● **Problem details**
Repeat every entry in the listing below, exactly.

(Records)
··········
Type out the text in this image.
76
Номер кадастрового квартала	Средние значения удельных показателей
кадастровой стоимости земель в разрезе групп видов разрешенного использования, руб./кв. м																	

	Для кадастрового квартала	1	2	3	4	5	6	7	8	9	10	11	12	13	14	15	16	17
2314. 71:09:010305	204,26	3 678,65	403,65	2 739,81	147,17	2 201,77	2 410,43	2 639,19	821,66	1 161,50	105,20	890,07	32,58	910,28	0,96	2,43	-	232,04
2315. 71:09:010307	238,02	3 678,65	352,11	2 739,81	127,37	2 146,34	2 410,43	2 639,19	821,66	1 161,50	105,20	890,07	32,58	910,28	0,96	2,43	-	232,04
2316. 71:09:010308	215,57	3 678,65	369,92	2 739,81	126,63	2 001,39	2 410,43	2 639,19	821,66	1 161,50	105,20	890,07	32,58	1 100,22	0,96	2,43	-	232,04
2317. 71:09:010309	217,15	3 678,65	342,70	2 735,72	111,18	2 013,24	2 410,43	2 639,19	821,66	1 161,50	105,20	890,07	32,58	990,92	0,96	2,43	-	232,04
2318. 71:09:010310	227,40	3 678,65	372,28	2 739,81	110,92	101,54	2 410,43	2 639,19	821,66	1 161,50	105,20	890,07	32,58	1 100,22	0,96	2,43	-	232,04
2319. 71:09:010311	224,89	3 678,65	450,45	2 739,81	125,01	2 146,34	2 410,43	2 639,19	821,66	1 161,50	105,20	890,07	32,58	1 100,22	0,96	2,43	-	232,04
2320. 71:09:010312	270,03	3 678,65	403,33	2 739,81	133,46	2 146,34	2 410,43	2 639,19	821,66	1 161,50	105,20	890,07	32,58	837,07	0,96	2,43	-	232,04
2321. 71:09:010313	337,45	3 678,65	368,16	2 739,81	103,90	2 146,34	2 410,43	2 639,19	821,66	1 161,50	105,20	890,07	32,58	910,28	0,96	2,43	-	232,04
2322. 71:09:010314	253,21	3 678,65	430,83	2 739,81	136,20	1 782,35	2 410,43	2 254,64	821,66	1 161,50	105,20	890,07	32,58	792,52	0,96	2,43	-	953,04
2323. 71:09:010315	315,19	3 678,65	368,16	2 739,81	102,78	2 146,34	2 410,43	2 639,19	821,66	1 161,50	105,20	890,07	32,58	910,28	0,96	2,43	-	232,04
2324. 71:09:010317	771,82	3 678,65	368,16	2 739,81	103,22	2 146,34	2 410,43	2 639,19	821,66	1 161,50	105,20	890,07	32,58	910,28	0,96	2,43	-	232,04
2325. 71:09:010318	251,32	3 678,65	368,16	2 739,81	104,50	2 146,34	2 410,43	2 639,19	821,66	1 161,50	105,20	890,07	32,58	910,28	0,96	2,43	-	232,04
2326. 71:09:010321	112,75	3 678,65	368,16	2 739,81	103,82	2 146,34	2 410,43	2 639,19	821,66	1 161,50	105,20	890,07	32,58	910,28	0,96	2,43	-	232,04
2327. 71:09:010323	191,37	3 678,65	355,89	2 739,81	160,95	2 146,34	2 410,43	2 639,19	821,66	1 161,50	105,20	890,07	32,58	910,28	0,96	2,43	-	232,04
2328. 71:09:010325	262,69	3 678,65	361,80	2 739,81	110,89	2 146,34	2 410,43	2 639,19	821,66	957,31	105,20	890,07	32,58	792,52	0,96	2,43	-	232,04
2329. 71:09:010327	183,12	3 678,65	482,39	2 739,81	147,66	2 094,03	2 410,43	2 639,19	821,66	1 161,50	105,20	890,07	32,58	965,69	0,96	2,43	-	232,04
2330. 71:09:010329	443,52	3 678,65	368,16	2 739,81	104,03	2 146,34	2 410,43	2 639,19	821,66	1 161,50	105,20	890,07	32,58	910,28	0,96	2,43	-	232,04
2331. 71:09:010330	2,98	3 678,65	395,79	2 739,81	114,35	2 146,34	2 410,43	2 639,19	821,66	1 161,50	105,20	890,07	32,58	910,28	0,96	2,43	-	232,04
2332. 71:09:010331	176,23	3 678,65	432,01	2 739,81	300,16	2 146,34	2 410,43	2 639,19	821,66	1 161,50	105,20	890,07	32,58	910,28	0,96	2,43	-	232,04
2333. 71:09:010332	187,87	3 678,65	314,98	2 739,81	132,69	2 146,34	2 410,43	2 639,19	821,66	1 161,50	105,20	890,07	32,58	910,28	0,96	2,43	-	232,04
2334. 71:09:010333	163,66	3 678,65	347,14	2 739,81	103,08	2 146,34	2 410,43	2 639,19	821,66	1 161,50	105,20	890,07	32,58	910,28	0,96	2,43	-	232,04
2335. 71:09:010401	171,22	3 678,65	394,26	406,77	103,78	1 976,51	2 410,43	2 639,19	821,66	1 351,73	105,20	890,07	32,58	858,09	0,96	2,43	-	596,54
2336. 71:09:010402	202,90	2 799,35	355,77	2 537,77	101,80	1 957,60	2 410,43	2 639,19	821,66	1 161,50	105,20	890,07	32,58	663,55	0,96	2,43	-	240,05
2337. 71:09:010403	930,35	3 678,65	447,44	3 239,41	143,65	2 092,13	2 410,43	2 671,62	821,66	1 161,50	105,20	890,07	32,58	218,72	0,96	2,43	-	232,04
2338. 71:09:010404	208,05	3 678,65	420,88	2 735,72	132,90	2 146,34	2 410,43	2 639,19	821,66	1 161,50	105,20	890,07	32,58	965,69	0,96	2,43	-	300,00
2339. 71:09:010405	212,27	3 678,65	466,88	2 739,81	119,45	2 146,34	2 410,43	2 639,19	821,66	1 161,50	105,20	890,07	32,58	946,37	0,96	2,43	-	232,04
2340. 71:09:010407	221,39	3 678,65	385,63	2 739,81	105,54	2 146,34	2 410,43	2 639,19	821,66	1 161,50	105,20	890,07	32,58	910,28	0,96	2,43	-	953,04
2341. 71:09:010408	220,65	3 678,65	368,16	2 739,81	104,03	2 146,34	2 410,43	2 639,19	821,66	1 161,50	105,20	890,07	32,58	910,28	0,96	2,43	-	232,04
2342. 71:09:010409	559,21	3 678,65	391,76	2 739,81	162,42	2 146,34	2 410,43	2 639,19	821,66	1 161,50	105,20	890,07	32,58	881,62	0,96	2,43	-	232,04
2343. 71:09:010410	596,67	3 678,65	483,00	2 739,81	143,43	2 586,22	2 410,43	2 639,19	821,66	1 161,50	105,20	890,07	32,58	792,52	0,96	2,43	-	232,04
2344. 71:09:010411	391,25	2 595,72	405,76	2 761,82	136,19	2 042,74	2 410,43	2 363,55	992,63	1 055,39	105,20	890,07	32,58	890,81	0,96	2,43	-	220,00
··········
● **Solution to this task**
Type out the text in this image.
76
Номер кадастрового квартала	Средние значения удельных показателей
кадастровой стоимости земель в разрезе групп видов разрешенного использования, руб./кв. м																	

	Для кадастрового квартала	1	2	3	4	5	6	7	8	9	10	11	12	13	14	15	16	17
2314. 71:09:010305	204,26	3 678,65	403,65	2 739,81	147,17	2 201,77	2 410,43	2 639,19	821,66	1 161,50	105,20	890,07	32,58	910,28	0,96	2,43	-	232,04
2315. 71:09:010307	238,02	3 678,65	352,11	2 739,81	127,37	2 146,34	2 410,43	2 639,19	821,66	1 161,50	105,20	890,07	32,58	910,28	0,96	2,43	-	232,04
2316. 71:09:010308	215,57	3 678,65	369,92	2 739,81	126,63	2 001,39	2 410,43	2 639,19	821,66	1 161,50	105,20	890,07	32,58	1 100,22	0,96	2,43	-	232,04
2317. 71:09:010309	217,15	3 678,65	342,70	2 735,72	111,18	2 013,24	2 410,43	2 639,19	821,66	1 161,50	105,20	890,07	32,58	990,92	0,96	2,43	-	232,04
2318. 71:09:010310	227,40	3 678,65	372,28	2 739,81	110,92	101,54	2 410,43	2 639,19	821,66	1 161,50	105,20	890,07	32,58	1 100,22	0,96	2,43	-	232,04
2319. 71:09:010311	224,89	3 678,65	450,45	2 739,81	125,01	2 146,34	2 410,43	2 639,19	821,66	1 161,50	105,20	890,07	32,58	1 100,22	0,96	2,43	-	232,04
2320. 71:09:010312	270,03	3 678,65	403,33	2 739,81	133,46	2 146,34	2 410,43	2 639,19	821,66	1 161,50	105,20	890,07	32,58	837,07	0,96	2,43	-	232,04
2321. 71:09:010313	337,45	3 678,65	368,16	2 739,81	103,90	2 146,34	2 410,43	2 639,19	821,66	1 161,50	105,20	890,07	32,58	910,28	0,96	2,43	-	232,04
2322. 71:09:010314	253,21	3 678,65	430,83	2 739,81	136,20	1 782,35	2 410,43	2 254,64	821,66	1 161,50	105,20	890,07	32,58	792,52	0,96	2,43	-	953,04
2323. 71:09:010315	315,19	3 678,65	368,16	2 739,81	102,78	2 146,34	2 410,43	2 639,19	821,66	1 161,50	105,20	890,07	32,58	910,28	0,96	2,43	-	232,04
2324. 71:09:010317	771,82	3 678,65	368,16	2 739,81	103,22	2 146,34	2 410,43	2 639,19	821,66	1 161,50	105,20	890,07	32,58	910,28	0,96	2,43	-	232,04
2325. 71:09:010318	251,32	3 678,65	368,16	2 739,81	104,50	2 146,34	2 410,43	2 639,19	821,66	1 161,50	105,20	890,07	32,58	910,28	0,96	2,43	-	232,04
2326. 71:09:010321	112,75	3 678,65	368,16	2 739,81	103,82	2 146,34	2 410,43	2 639,19	821,66	1 161,50	105,20	890,07	32,58	910,28	0,96	2,43	-	232,04
2327. 71:09:010323	191,37	3 678,65	355,89	2 739,81	160,95	2 146,34	2 410,43	2 639,19	821,66	1 161,50	105,20	890,07	32,58	910,28	0,96	2,43	-	232,04
2328. 71:09:010325	262,69	3 678,65	361,80	2 739,81	110,89	2 146,34	2 410,43	2 639,19	821,66	957,31	105,20	890,07	32,58	792,52	0,96	2,43	-	232,04
2329. 71:09:010327	183,12	3 678,65	482,39	2 739,81	147,66	2 094,03	2 410,43	2 639,19	821,66	1 161,50	105,20	890,07	32,58	965,69	0,96	2,43	-	232,04
2330. 71:09:010329	443,52	3 678,65	368,16	2 739,81	104,03	2 146,34	2 410,43	2 639,19	821,66	1 161,50	105,20	890,07	32,58	910,28	0,96	2,43	-	232,04
2331. 71:09:010330	2,98	3 678,65	395,79	2 739,81	114,35	2 146,34	2 410,43	2 639,19	821,66	1 161,50	105,20	890,07	32,58	910,28	0,96	2,43	-	232,04
2332. 71:09:010331	176,23	3 678,65	432,01	2 739,81	300,16	2 146,34	2 410,43	2 639,19	821,66	1 161,50	105,20	890,07	32,58	910,28	0,96	2,43	-	232,04
2333. 71:09:010332	187,87	3 678,65	314,98	2 739,81	132,69	2 146,34	2 410,43	2 639,19	821,66	1 161,50	105,20	890,07	32,58	910,28	0,96	2,43	-	232,04
2334. 71:09:010333	163,66	3 678,65	347,14	2 739,81	103,08	2 146,34	2 410,43	2 639,19	821,66	1 161,50	105,20	890,07	32,58	910,28	0,96	2,43	-	232,04
2335. 71:09:010401	171,22	3 678,65	394,26	406,77	103,78	1 976,51	2 410,43	2 639,19	821,66	1 351,73	105,20	890,07	32,58	858,09	0,96	2,43	-	596,54
2336. 71:09:010402	202,90	2 799,35	355,77	2 537,77	101,80	1 957,60	2 410,43	2 639,19	821,66	1 161,50	105,20	890,07	32,58	663,55	0,96	2,43	-	240,05
2337. 71:09:010403	930,35	3 678,65	447,44	3 239,41	143,65	2 092,13	2 410,43	2 671,62	821,66	1 161,50	105,20	890,07	32,58	218,72	0,96	2,43	-	232,04
2338. 71:09:010404	208,05	3 678,65	420,88	2 735,72	132,90	2 146,34	2 410,43	2 639,19	821,66	1 161,50	105,20	890,07	32,58	965,69	0,96	2,43	-	300,00
2339. 71:09:010405	212,27	3 678,65	466,88	2 739,81	119,45	2 146,34	2 410,43	2 639,19	821,66	1 161,50	105,20	890,07	32,58	946,37	0,96	2,43	-	232,04
2340. 71:09:010407	221,39	3 678,65	385,63	2 739,81	105,54	2 146,34	2 410,43	2 639,19	821,66	1 161,50	105,20	890,07	32,58	910,28	0,96	2,43	-	953,04
2341. 71:09:010408	220,65	3 678,65	368,16	2 739,81	104,03	2 146,34	2 410,43	2 639,19	821,66	1 161,50	105,20	890,07	32,58	910,28	0,96	2,43	-	232,04
2342. 71:09:010409	559,21	3 678,65	391,76	2 739,81	162,42	2 146,34	2 410,43	2 639,19	821,66	1 161,50	105,20	890,07	32,58	881,62	0,96	2,43	-	232,04
2343. 71:09:010410	596,67	3 678,65	483,00	2 739,81	143,43	2 586,22	2 410,43	2 639,19	821,66	1 161,50	105,20	890,07	32,58	792,52	0,96	2,43	-	232,04
2344. 71:09:010411	391,25	2 595,72	405,76	2 761,82	136,19	2 042,74	2 410,43	2 363,55	992,63	1 055,39	105,20	890,07	32,58	890,81	0,96	2,43	-	220,00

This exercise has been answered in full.